WHAT IS ASKED - Look through the data below. Collect every line where the word "годы" occurs.

Dataset items:
--- Start ---
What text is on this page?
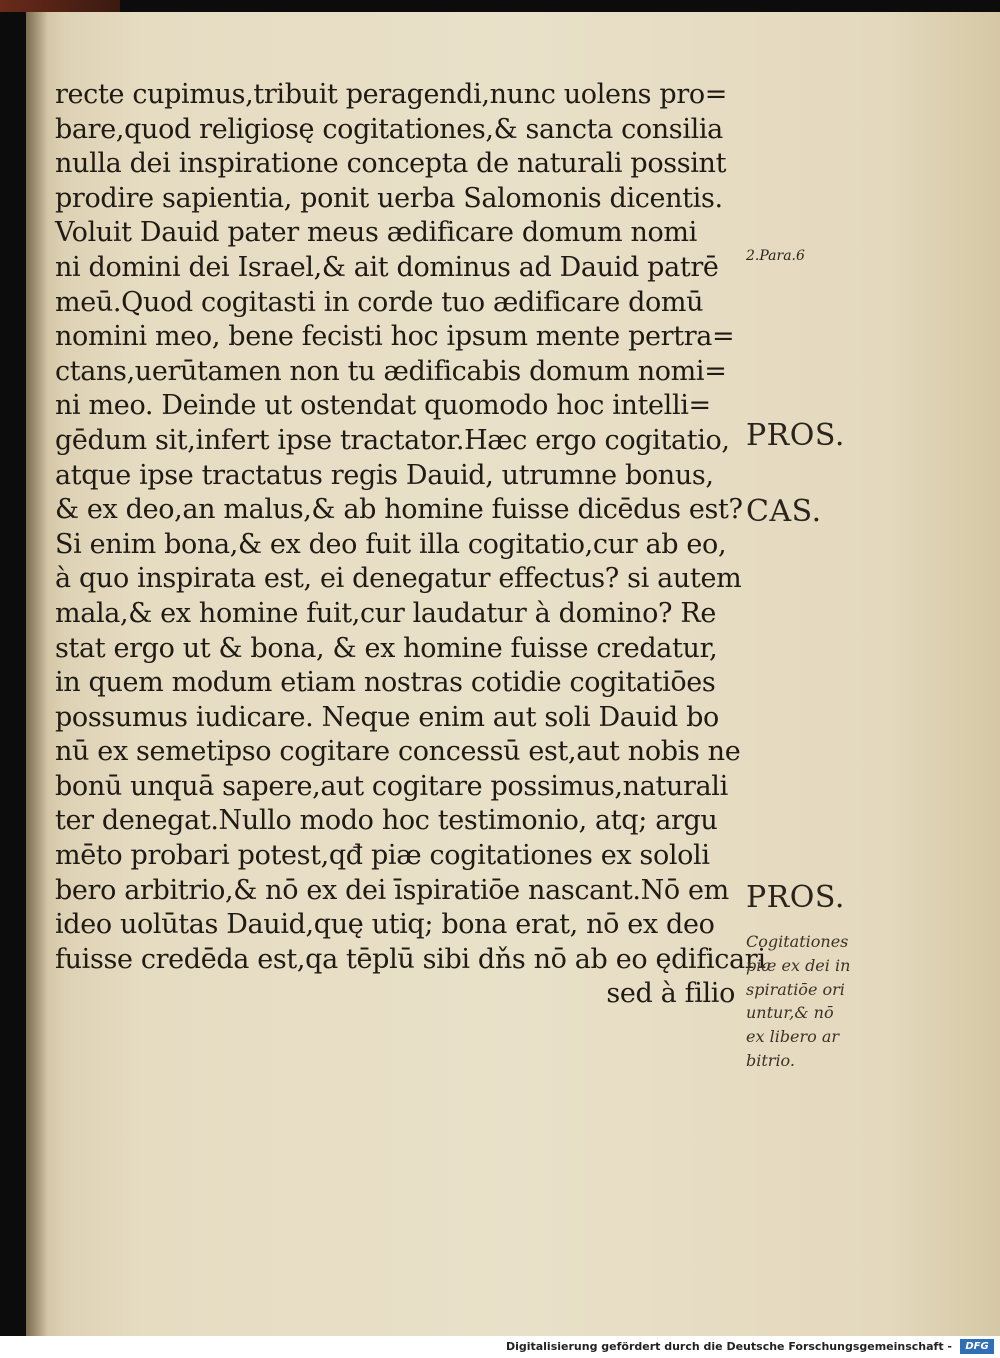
recte cupimus,tribuit peragendi,nunc uolens pro=
bare,quod religiosę cogitationes,& sancta consilia
nulla dei inspiratione concepta de naturali possint
prodire sapientia, ponit uerba Salomonis dicentis.
Voluit Dauid pater meus ædificare domum nomi
ni domini dei Israel,& ait dominus ad Dauid patrē
meū.Quod cogitasti in corde tuo ædificare domū
nomini meo, bene fecisti hoc ipsum mente pertra=
ctans,uerūtamen non tu ædificabis domum nomi=
ni meo. Deinde ut ostendat quomodo hoc intelli=
gēdum sit,infert ipse tractator.Hæc ergo cogitatio,
atque ipse tractatus regis Dauid, utrumne bonus,
& ex deo,an malus,& ab homine fuisse dicēdus est?
Si enim bona,& ex deo fuit illa cogitatio,cur ab eo,
à quo inspirata est, ei denegatur effectus? si autem
mala,& ex homine fuit,cur laudatur à domino? Re
stat ergo ut & bona, & ex homine fuisse credatur,
in quem modum etiam nostras cotidie cogitatiōes
possumus iudicare. Neque enim aut soli Dauid bo
nū ex semetipso cogitare concessū est,aut nobis ne
bonū unquā sapere,aut cogitare possimus,naturali
ter denegat.Nullo modo hoc testimonio, atq; argu
mēto probari potest,qđ piæ cogitationes ex sololi
bero arbitrio,& nō ex dei īspiratiōe nascant.Nō em
ideo uolūtas Dauid,quę utiq; bona erat, nō ex deo
fuisse credēda est,qa tēplū sibi dňs nō ab eo ędificari
sed à filio
2.Para.6
PROS.
CAS.
PROS.
Cogitationes
piæ ex dei in
spiratiōe ori
untur,& nō
ex libero ar
bitrio.
Digitalisierung gefördert durch die Deutsche Forschungsgemeinschaft -	DFG
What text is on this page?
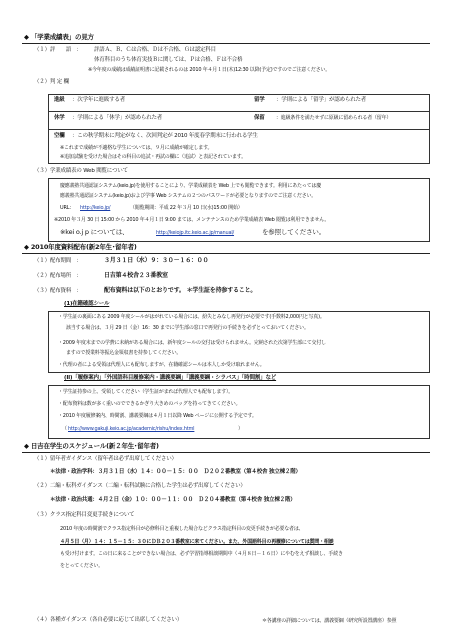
◆ 「学業成績表」の見方
（１）評　　語　： 評語Ａ、Ｂ、Ｃは合格、Ｄは不合格、Ｇは認定科目
体育科目のうち体育実技Ｂに関しては、Ｐは合格、Ｆは不合格
※今年度の成績は成績証明書に記載されるのは 2010 年４月１日(木)12:30 以降(予定)ですのでご注意ください。
（２）判 定 欄
進級 ：次学年に進級する者	留学 ：学則による「留学」が認められた者
休学 ：学則による「休学」が認められた者	保留 ：進級条件を満たせずに原級に留められる者（留年）
空欄 ：この秋学期末に判定がなく、次回判定が 2010 年度春学期末に行われる学生
※これまで成績が不適格な学生については、９月に成績が確定します。
※追加試験を受けた場合はその科目の追試・再試の欄に（追試）と表記されています。
（３）学業成績表の Web 閲覧について
慶應義塾共通認証システム(keio.jp)を使用することにより、学業成績表を Web 上でも閲覧できます。利用にあたっては慶
應義塾共通認証システム(keio.jp)および学事 Web システムの２つのパスワードが必要となりますのでご注意ください。
URL： http://keio.jp/	（閲覧期間：平成 22 年３月 10 日(水)15:00 開始）
※2010 年３月 30 日 15:00 から 2010 年４月１日 9:00 まては、メンテナンスのため学業成績表 Web 閲覧は利用できません。
※kei o.j p については、	http://keiojp.itc.keio.ac.jp/manual/	を参照してください。
◆ 2010年度資料配布(新2年生･留年者)
（１）配布期間　：	３月３１日（水）９：３０－１６：００
（２）配布場所　：	日吉第４校舎２３番教室
（３）配布資料　：	配布資料は以下のとおりです。 ＊学生証を持参すること。
(1)在籍確認シール
・学生証の裏面にある 2009 年度シールがはがれている場合には、紛失とみなし再発行が必要です(手数料2,000円と写真)。
該当する場合は、３月 29 日（金）16：30 までに学生部の窓口で再発行の手続きを必ずとっておいてください。
・2009 年度末までの学費に未納がある場合には、新年度シールの交付は受けられません。完納された次第学生部にて交付し
ますので授業料等振込金領収書を持参してください。
・代理の者による受領は代理人にも配布しますが、在籍確認シールは本人しか受け取れません。
(II)「履修案内」「外国語科目履修案内・講義要綱」「講義要綱・シラバス」「時間割」など
・学生証持参の上、受領してください（学生証がまれば代理人でも配布します）。
・配布資料は数が多く重いのでできるかぎり大きめのバッグを持ってきてください。
・2010 年度履修案内、時間割、講義要綱は４月１日以降 Web ページに公開する予定です。
（ http://www.gakuji.keio.ac.jp/academic/rishu/index.html	）
◆ 日吉在学生のスケジュール(新２年生･留年者)
（１）留年者ガイダンス（留年者は必ず出席してください）
＊法律・政治学科：３月３１日（水）１４：００－１５：００　Ｄ２０２番教室（第４校舎 独立棟２階）
（２）二編・転科ガイダンス（二編・転科試験に合格した学生は必ず出席してください）
＊法律・政治共通：４月２日（金）１０：００－１１：００　Ｄ２０４番教室（第４校舎 独立棟２階）
（３）クラス指定科目変更手続きについて
2010 年度の時間割でクラス指定科目が必修科目と重複した場合などクラス指定科目の変更手続きが必要な者は、
４月５日（月）１４：１５－１５：３０にＤＢ２０３番教室に来てください。また、外国語科目の再履修については質問・相談
も受け付けます。この日に来ることができない場合は、必ず学習指導相談期間中（４月８日－１６日）にやむをえず相談し、手続き
をとってください。
（４）各種ガイダンス（各自必要に応じて出席してください）	＊各講座の詳細については、講義要綱（研究所設置講座）参照
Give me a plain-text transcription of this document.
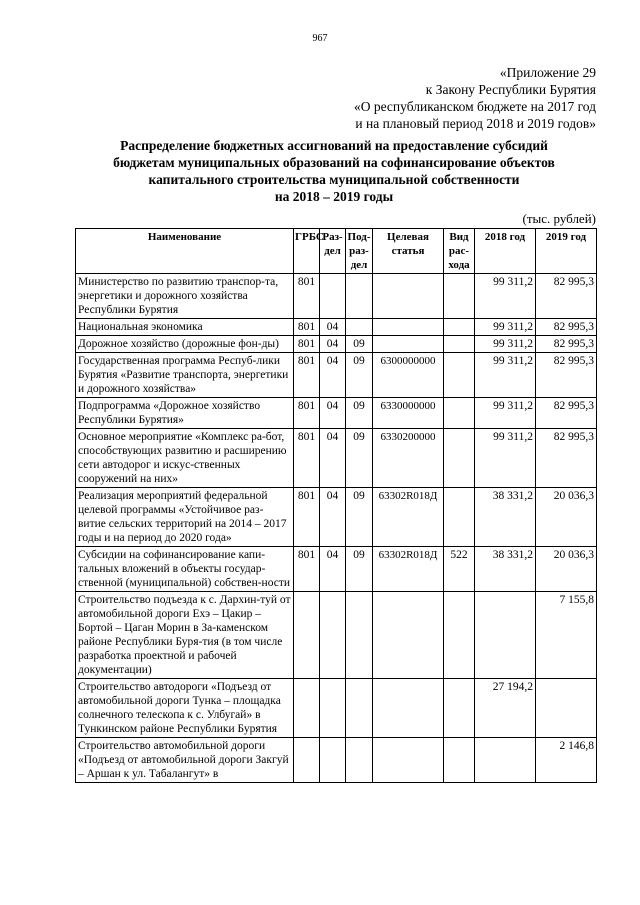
967
«Приложение 29
к Закону Республики Бурятия
«О республиканском бюджете на 2017 год
и на плановый период 2018 и 2019 годов»
Распределение бюджетных ассигнований на предоставление субсидий
бюджетам муниципальных образований на софинансирование объектов
капитального строительства муниципальной собственности
на 2018 – 2019 годы
(тыс. рублей)
Наименование	ГРБС	Раз-дел	Под-раз-дел	Целевая статья	Вид рас-хода	2018 год	2019 год
Министерство по развитию транспор-та, энергетики и дорожного хозяйства Республики Бурятия	801					99 311,2	82 995,3
Национальная экономика	801	04				99 311,2	82 995,3
Дорожное хозяйство (дорожные фон-ды)	801	04	09			99 311,2	82 995,3
Государственная программа Респуб-лики Бурятия «Развитие транспорта, энергетики и дорожного хозяйства»	801	04	09	6300000000		99 311,2	82 995,3
Подпрограмма «Дорожное хозяйство Республики Бурятия»	801	04	09	6330000000		99 311,2	82 995,3
Основное мероприятие «Комплекс ра-бот, способствующих развитию и расширению сети автодорог и искус-ственных сооружений на них»	801	04	09	6330200000		99 311,2	82 995,3
Реализация мероприятий федеральной целевой программы «Устойчивое раз-витие сельских территорий на 2014 – 2017 годы и на период до 2020 года»	801	04	09	63302R018Д		38 331,2	20 036,3
Субсидии на софинансирование капи-тальных вложений в объекты государ-ственной (муниципальной) собствен-ности	801	04	09	63302R018Д	522	38 331,2	20 036,3
Строительство подъезда к с. Дархин-туй от автомобильной дороги Ехэ – Цакир – Бортой – Цаган Морин в За-каменском районе Республики Буря-тия (в том числе разработка проектной и рабочей документации)							7 155,8
Строительство автодороги «Подъезд от автомобильной дороги Тунка – площадка солнечного телескопа к с. Улбугай» в Тункинском районе Республики Бурятия						27 194,2	
Строительство автомобильной дороги «Подъезд от автомобильной дороги Закгуй – Аршан к ул. Табалангут» в							2 146,8
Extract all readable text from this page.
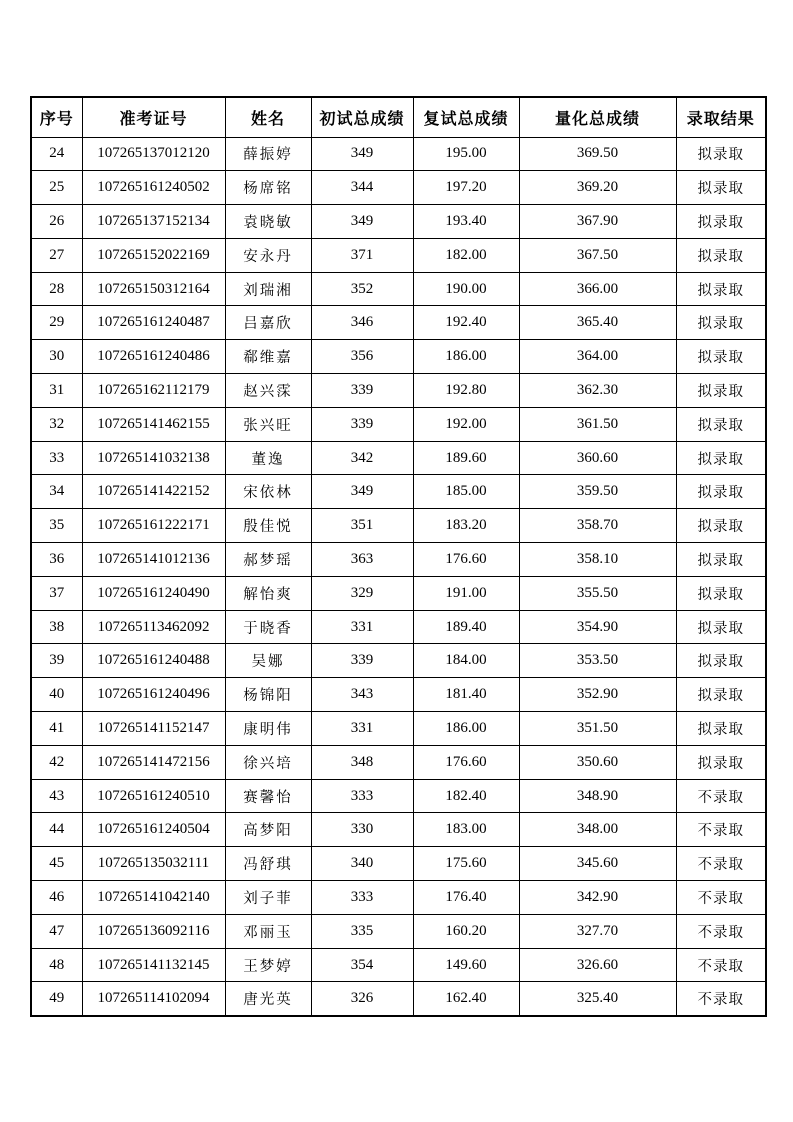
序号	准考证号	姓名	初试总成绩	复试总成绩	量化总成绩	录取结果
24	107265137012120	薛振婷	349	195.00	369.50	拟录取
25	107265161240502	杨席铭	344	197.20	369.20	拟录取
26	107265137152134	袁晓敏	349	193.40	367.90	拟录取
27	107265152022169	安永丹	371	182.00	367.50	拟录取
28	107265150312164	刘瑞湘	352	190.00	366.00	拟录取
29	107265161240487	吕嘉欣	346	192.40	365.40	拟录取
30	107265161240486	郗维嘉	356	186.00	364.00	拟录取
31	107265162112179	赵兴霂	339	192.80	362.30	拟录取
32	107265141462155	张兴旺	339	192.00	361.50	拟录取
33	107265141032138	董逸	342	189.60	360.60	拟录取
34	107265141422152	宋依林	349	185.00	359.50	拟录取
35	107265161222171	殷佳悦	351	183.20	358.70	拟录取
36	107265141012136	郝梦瑶	363	176.60	358.10	拟录取
37	107265161240490	解怡爽	329	191.00	355.50	拟录取
38	107265113462092	于晓香	331	189.40	354.90	拟录取
39	107265161240488	吴娜	339	184.00	353.50	拟录取
40	107265161240496	杨锦阳	343	181.40	352.90	拟录取
41	107265141152147	康明伟	331	186.00	351.50	拟录取
42	107265141472156	徐兴培	348	176.60	350.60	拟录取
43	107265161240510	赛馨怡	333	182.40	348.90	不录取
44	107265161240504	高梦阳	330	183.00	348.00	不录取
45	107265135032111	冯舒琪	340	175.60	345.60	不录取
46	107265141042140	刘子菲	333	176.40	342.90	不录取
47	107265136092116	邓丽玉	335	160.20	327.70	不录取
48	107265141132145	王梦婷	354	149.60	326.60	不录取
49	107265114102094	唐光英	326	162.40	325.40	不录取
--- End ---
WRITTEN ANSWER -
на 2018 – 2019 годы
Реализация мероприятий федеральной целевой программы «Устойчивое раз-витие сельских территорий на 2014 – 2017 годы и на период до 2020 года»	801	04	09	63302R018Д		38 331,2	20 036,3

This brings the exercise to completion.